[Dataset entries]
## Start

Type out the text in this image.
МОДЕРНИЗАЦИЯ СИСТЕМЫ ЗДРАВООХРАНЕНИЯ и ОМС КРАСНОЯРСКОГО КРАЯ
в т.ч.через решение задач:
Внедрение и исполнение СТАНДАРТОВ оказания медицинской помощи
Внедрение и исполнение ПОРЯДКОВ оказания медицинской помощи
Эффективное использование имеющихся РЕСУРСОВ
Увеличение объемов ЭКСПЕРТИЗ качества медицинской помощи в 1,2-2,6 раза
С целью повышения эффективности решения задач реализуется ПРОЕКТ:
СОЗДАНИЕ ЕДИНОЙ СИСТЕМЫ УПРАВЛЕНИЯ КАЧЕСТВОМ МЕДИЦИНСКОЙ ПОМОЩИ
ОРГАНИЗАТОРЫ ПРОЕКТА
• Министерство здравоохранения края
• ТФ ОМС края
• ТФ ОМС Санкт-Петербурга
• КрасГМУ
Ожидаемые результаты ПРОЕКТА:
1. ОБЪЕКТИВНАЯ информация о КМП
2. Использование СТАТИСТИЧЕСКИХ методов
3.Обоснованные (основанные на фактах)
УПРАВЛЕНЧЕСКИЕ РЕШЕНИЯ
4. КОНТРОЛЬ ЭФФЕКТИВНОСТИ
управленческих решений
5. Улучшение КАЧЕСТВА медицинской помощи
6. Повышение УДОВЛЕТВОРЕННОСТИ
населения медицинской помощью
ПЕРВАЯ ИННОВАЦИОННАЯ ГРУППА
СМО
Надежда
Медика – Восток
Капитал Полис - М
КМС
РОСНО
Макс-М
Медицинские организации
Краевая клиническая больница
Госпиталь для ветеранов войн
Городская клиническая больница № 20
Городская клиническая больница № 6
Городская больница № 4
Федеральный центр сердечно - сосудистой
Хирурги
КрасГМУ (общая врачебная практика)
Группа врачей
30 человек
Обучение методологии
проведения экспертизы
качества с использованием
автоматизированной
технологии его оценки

## End

• [Exercise aim]
Reproduce the material exactly, with every line intact.

• [Solution]
Type out the text in this image.
МОДЕРНИЗАЦИЯ СИСТЕМЫ ЗДРАВООХРАНЕНИЯ и ОМС КРАСНОЯРСКОГО КРАЯ
в т.ч.через решение задач:
Внедрение и исполнение СТАНДАРТОВ оказания медицинской помощи
Внедрение и исполнение ПОРЯДКОВ оказания медицинской помощи
Эффективное использование имеющихся РЕСУРСОВ
Увеличение объемов ЭКСПЕРТИЗ качества медицинской помощи в 1,2-2,6 раза
С целью повышения эффективности решения задач реализуется ПРОЕКТ:
СОЗДАНИЕ ЕДИНОЙ СИСТЕМЫ УПРАВЛЕНИЯ КАЧЕСТВОМ МЕДИЦИНСКОЙ ПОМОЩИ
ОРГАНИЗАТОРЫ ПРОЕКТА
• Министерство здравоохранения края
• ТФ ОМС края
• ТФ ОМС Санкт-Петербурга
• КрасГМУ
Ожидаемые результаты ПРОЕКТА:
1. ОБЪЕКТИВНАЯ информация о КМП
2. Использование СТАТИСТИЧЕСКИХ методов
3.Обоснованные (основанные на фактах)
УПРАВЛЕНЧЕСКИЕ РЕШЕНИЯ
4. КОНТРОЛЬ ЭФФЕКТИВНОСТИ
управленческих решений
5. Улучшение КАЧЕСТВА медицинской помощи
6. Повышение УДОВЛЕТВОРЕННОСТИ
населения медицинской помощью
ПЕРВАЯ ИННОВАЦИОННАЯ ГРУППА
СМО
Надежда
Медика – Восток
Капитал Полис - М
КМС
РОСНО
Макс-М
Медицинские организации
Краевая клиническая больница
Госпиталь для ветеранов войн
Городская клиническая больница № 20
Городская клиническая больница № 6
Городская больница № 4
Федеральный центр сердечно - сосудистой
Хирурги
КрасГМУ (общая врачебная практика)
Группа врачей
30 человек
Обучение методологии
проведения экспертизы
качества с использованием
автоматизированной
технологии его оценки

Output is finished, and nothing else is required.